• [Description of the task] Gather up the lines that contain "text".

(Dataset excerpt)
• • • • • • •
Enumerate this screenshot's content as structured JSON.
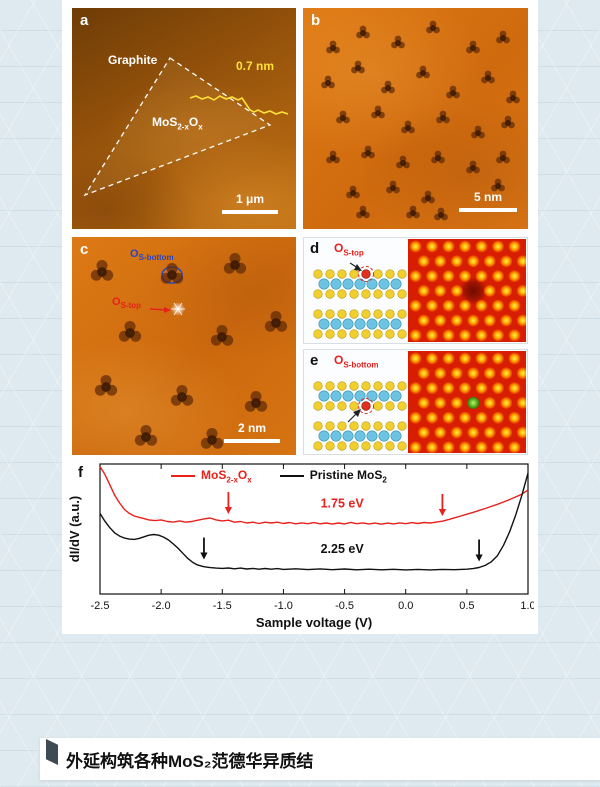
{
  "colors": {
    "page_background": "#dfe9f0",
    "accent_red": "#e8211d",
    "defect_blue": "#2746c8",
    "stm_orange": "#d2700f",
    "sim_background_red": "#d81e00",
    "profile_yellow": "#ffe13a"
  },
  "caption": {
    "text": "外延构筑各种MoS₂范德华异质结"
  },
  "figure": {
    "panel_a": {
      "label": "a",
      "substrate": "Graphite",
      "step_height": "0.7 nm",
      "material": {
        "base": "MoS",
        "sub1": "2-x",
        "mid": "O",
        "sub2": "x"
      },
      "scalebar": "1 μm"
    },
    "panel_b": {
      "label": "b",
      "scalebar": "5 nm"
    },
    "panel_c": {
      "label": "c",
      "defect_bottom": {
        "base": "O",
        "sub": "S-bottom"
      },
      "defect_top": {
        "base": "O",
        "sub": "S-top"
      },
      "scalebar": "2 nm"
    },
    "panel_d": {
      "label": "d",
      "title": {
        "base": "O",
        "sub": "S-top"
      }
    },
    "panel_e": {
      "label": "e",
      "title": {
        "base": "O",
        "sub": "S-bottom"
      }
    },
    "panel_f": {
      "label": "f"
    }
  },
  "chart_data": {
    "type": "line",
    "title": "",
    "xlabel": "Sample voltage (V)",
    "ylabel": "dI/dV (a.u.)",
    "xlim": [
      -2.5,
      1.0
    ],
    "ylim": [
      0,
      1
    ],
    "y_units": "arbitrary (normalized)",
    "grid": false,
    "x_ticks": [
      -2.5,
      -2.0,
      -1.5,
      -1.0,
      -0.5,
      0.0,
      0.5,
      1.0
    ],
    "series": [
      {
        "name": "MoS2-xOx",
        "color": "#e8211d",
        "band_gap": "1.75 eV",
        "points": [
          [
            -2.5,
            0.98
          ],
          [
            -2.46,
            0.92
          ],
          [
            -2.42,
            0.84
          ],
          [
            -2.38,
            0.76
          ],
          [
            -2.34,
            0.7
          ],
          [
            -2.3,
            0.65
          ],
          [
            -2.26,
            0.62
          ],
          [
            -2.22,
            0.6
          ],
          [
            -2.18,
            0.59
          ],
          [
            -2.14,
            0.58
          ],
          [
            -2.1,
            0.57
          ],
          [
            -2.05,
            0.565
          ],
          [
            -2.0,
            0.57
          ],
          [
            -1.95,
            0.558
          ],
          [
            -1.9,
            0.553
          ],
          [
            -1.85,
            0.562
          ],
          [
            -1.8,
            0.552
          ],
          [
            -1.75,
            0.558
          ],
          [
            -1.7,
            0.568
          ],
          [
            -1.65,
            0.578
          ],
          [
            -1.6,
            0.585
          ],
          [
            -1.55,
            0.57
          ],
          [
            -1.5,
            0.562
          ],
          [
            -1.45,
            0.568
          ],
          [
            -1.4,
            0.552
          ],
          [
            -1.35,
            0.558
          ],
          [
            -1.3,
            0.546
          ],
          [
            -1.25,
            0.552
          ],
          [
            -1.2,
            0.542
          ],
          [
            -1.15,
            0.552
          ],
          [
            -1.1,
            0.546
          ],
          [
            -1.05,
            0.552
          ],
          [
            -1.0,
            0.542
          ],
          [
            -0.95,
            0.55
          ],
          [
            -0.9,
            0.54
          ],
          [
            -0.85,
            0.547
          ],
          [
            -0.8,
            0.541
          ],
          [
            -0.75,
            0.549
          ],
          [
            -0.7,
            0.54
          ],
          [
            -0.65,
            0.546
          ],
          [
            -0.6,
            0.538
          ],
          [
            -0.55,
            0.546
          ],
          [
            -0.5,
            0.539
          ],
          [
            -0.45,
            0.551
          ],
          [
            -0.4,
            0.541
          ],
          [
            -0.35,
            0.547
          ],
          [
            -0.3,
            0.539
          ],
          [
            -0.25,
            0.545
          ],
          [
            -0.2,
            0.537
          ],
          [
            -0.15,
            0.545
          ],
          [
            -0.1,
            0.539
          ],
          [
            -0.05,
            0.547
          ],
          [
            0.0,
            0.541
          ],
          [
            0.05,
            0.549
          ],
          [
            0.1,
            0.542
          ],
          [
            0.15,
            0.55
          ],
          [
            0.2,
            0.546
          ],
          [
            0.25,
            0.553
          ],
          [
            0.3,
            0.56
          ],
          [
            0.35,
            0.572
          ],
          [
            0.4,
            0.586
          ],
          [
            0.45,
            0.6
          ],
          [
            0.5,
            0.614
          ],
          [
            0.55,
            0.628
          ],
          [
            0.6,
            0.643
          ],
          [
            0.65,
            0.658
          ],
          [
            0.7,
            0.674
          ],
          [
            0.75,
            0.69
          ],
          [
            0.8,
            0.708
          ],
          [
            0.85,
            0.727
          ],
          [
            0.9,
            0.747
          ],
          [
            0.95,
            0.768
          ],
          [
            1.0,
            0.8
          ]
        ]
      },
      {
        "name": "Pristine MoS2",
        "color": "#111111",
        "band_gap": "2.25 eV",
        "points": [
          [
            -2.5,
            0.62
          ],
          [
            -2.46,
            0.56
          ],
          [
            -2.42,
            0.51
          ],
          [
            -2.38,
            0.47
          ],
          [
            -2.34,
            0.445
          ],
          [
            -2.3,
            0.43
          ],
          [
            -2.26,
            0.422
          ],
          [
            -2.22,
            0.42
          ],
          [
            -2.18,
            0.428
          ],
          [
            -2.14,
            0.44
          ],
          [
            -2.1,
            0.452
          ],
          [
            -2.06,
            0.458
          ],
          [
            -2.02,
            0.452
          ],
          [
            -1.98,
            0.438
          ],
          [
            -1.94,
            0.415
          ],
          [
            -1.9,
            0.385
          ],
          [
            -1.86,
            0.35
          ],
          [
            -1.82,
            0.31
          ],
          [
            -1.78,
            0.272
          ],
          [
            -1.74,
            0.242
          ],
          [
            -1.7,
            0.222
          ],
          [
            -1.65,
            0.21
          ],
          [
            -1.6,
            0.203
          ],
          [
            -1.55,
            0.199
          ],
          [
            -1.5,
            0.197
          ],
          [
            -1.45,
            0.2
          ],
          [
            -1.4,
            0.194
          ],
          [
            -1.35,
            0.199
          ],
          [
            -1.3,
            0.192
          ],
          [
            -1.25,
            0.197
          ],
          [
            -1.2,
            0.191
          ],
          [
            -1.15,
            0.196
          ],
          [
            -1.1,
            0.191
          ],
          [
            -1.05,
            0.195
          ],
          [
            -1.0,
            0.189
          ],
          [
            -0.9,
            0.194
          ],
          [
            -0.8,
            0.188
          ],
          [
            -0.7,
            0.193
          ],
          [
            -0.6,
            0.187
          ],
          [
            -0.5,
            0.192
          ],
          [
            -0.4,
            0.186
          ],
          [
            -0.3,
            0.191
          ],
          [
            -0.2,
            0.186
          ],
          [
            -0.1,
            0.19
          ],
          [
            0.0,
            0.185
          ],
          [
            0.1,
            0.189
          ],
          [
            0.2,
            0.185
          ],
          [
            0.3,
            0.189
          ],
          [
            0.4,
            0.187
          ],
          [
            0.5,
            0.191
          ],
          [
            0.55,
            0.195
          ],
          [
            0.6,
            0.204
          ],
          [
            0.65,
            0.22
          ],
          [
            0.7,
            0.248
          ],
          [
            0.75,
            0.295
          ],
          [
            0.8,
            0.375
          ],
          [
            0.85,
            0.48
          ],
          [
            0.9,
            0.61
          ],
          [
            0.95,
            0.76
          ],
          [
            1.0,
            0.93
          ]
        ]
      }
    ],
    "legend": [
      {
        "color": "#e8211d",
        "parts": {
          "base": "MoS",
          "sub1": "2-x",
          "mid": "O",
          "sub2": "x"
        }
      },
      {
        "color": "#111111",
        "parts": {
          "base": "Pristine MoS",
          "sub1": "2"
        }
      }
    ],
    "arrows": [
      {
        "x": -1.45,
        "tip_y": 0.615,
        "color": "#e8211d"
      },
      {
        "x": 0.3,
        "tip_y": 0.6,
        "color": "#e8211d"
      },
      {
        "x": -1.65,
        "tip_y": 0.265,
        "color": "#111111"
      },
      {
        "x": 0.6,
        "tip_y": 0.25,
        "color": "#111111"
      }
    ],
    "gap_labels": [
      {
        "text": "1.75 eV",
        "x": -0.52,
        "y": 0.665,
        "color": "#e8211d"
      },
      {
        "text": "2.25 eV",
        "x": -0.52,
        "y": 0.315,
        "color": "#111111"
      }
    ],
    "legend_position": "top-center"
  }
}
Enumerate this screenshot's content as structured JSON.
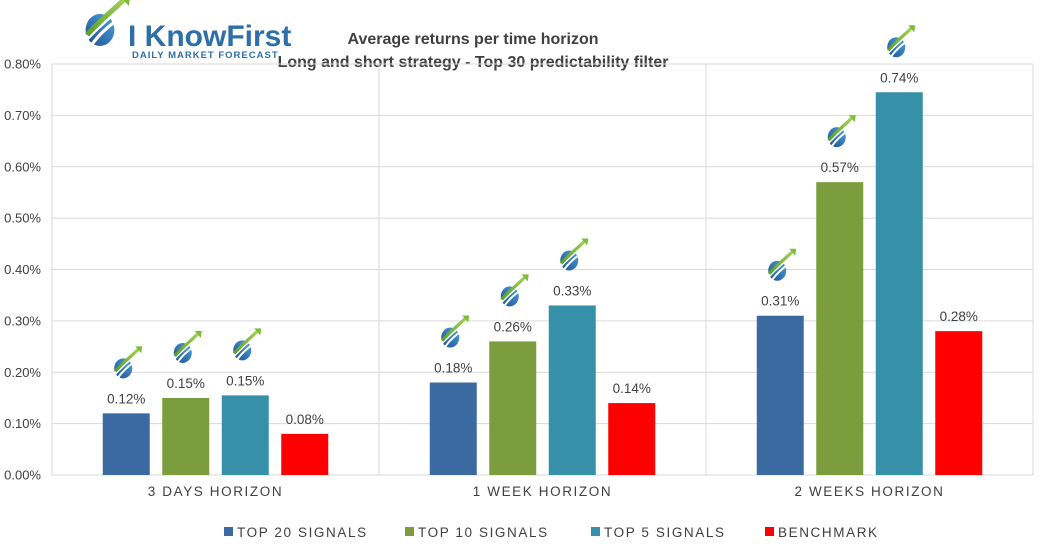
{
  "logo": {
    "name": "I KnowFirst",
    "tagline": "DAILY MARKET FORECAST"
  },
  "chart_data": {
    "type": "bar",
    "title": "Average returns per time horizon",
    "subtitle": "Long and short strategy - Top 30 predictability filter",
    "categories": [
      "3 DAYS HORIZON",
      "1 WEEK HORIZON",
      "2 WEEKS HORIZON"
    ],
    "series": [
      {
        "name": "TOP 20 SIGNALS",
        "color": "#3b6aa0",
        "values": [
          0.12,
          0.18,
          0.31
        ],
        "labels": [
          "0.12%",
          "0.18%",
          "0.31%"
        ]
      },
      {
        "name": "TOP 10 SIGNALS",
        "color": "#7b9d3e",
        "values": [
          0.15,
          0.26,
          0.57
        ],
        "labels": [
          "0.15%",
          "0.26%",
          "0.57%"
        ]
      },
      {
        "name": "TOP 5 SIGNALS",
        "color": "#3590a8",
        "values": [
          0.155,
          0.33,
          0.745
        ],
        "labels": [
          "0.15%",
          "0.33%",
          "0.74%"
        ]
      },
      {
        "name": "BENCHMARK",
        "color": "#ff0000",
        "values": [
          0.08,
          0.14,
          0.28
        ],
        "labels": [
          "0.08%",
          "0.14%",
          "0.28%"
        ]
      }
    ],
    "yticks": [
      "0.00%",
      "0.10%",
      "0.20%",
      "0.30%",
      "0.40%",
      "0.50%",
      "0.60%",
      "0.70%",
      "0.80%"
    ],
    "ylim": [
      0,
      0.8
    ],
    "grid": true,
    "legend_position": "bottom",
    "marker_icon": "knowfirst-logo-icon"
  }
}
• • • • • • •
• [Exercise solution]
    "text": "外延构筑各种MoS₂范德华异质结"
        "text": "1.75 eV",
        "text": "2.25 eV",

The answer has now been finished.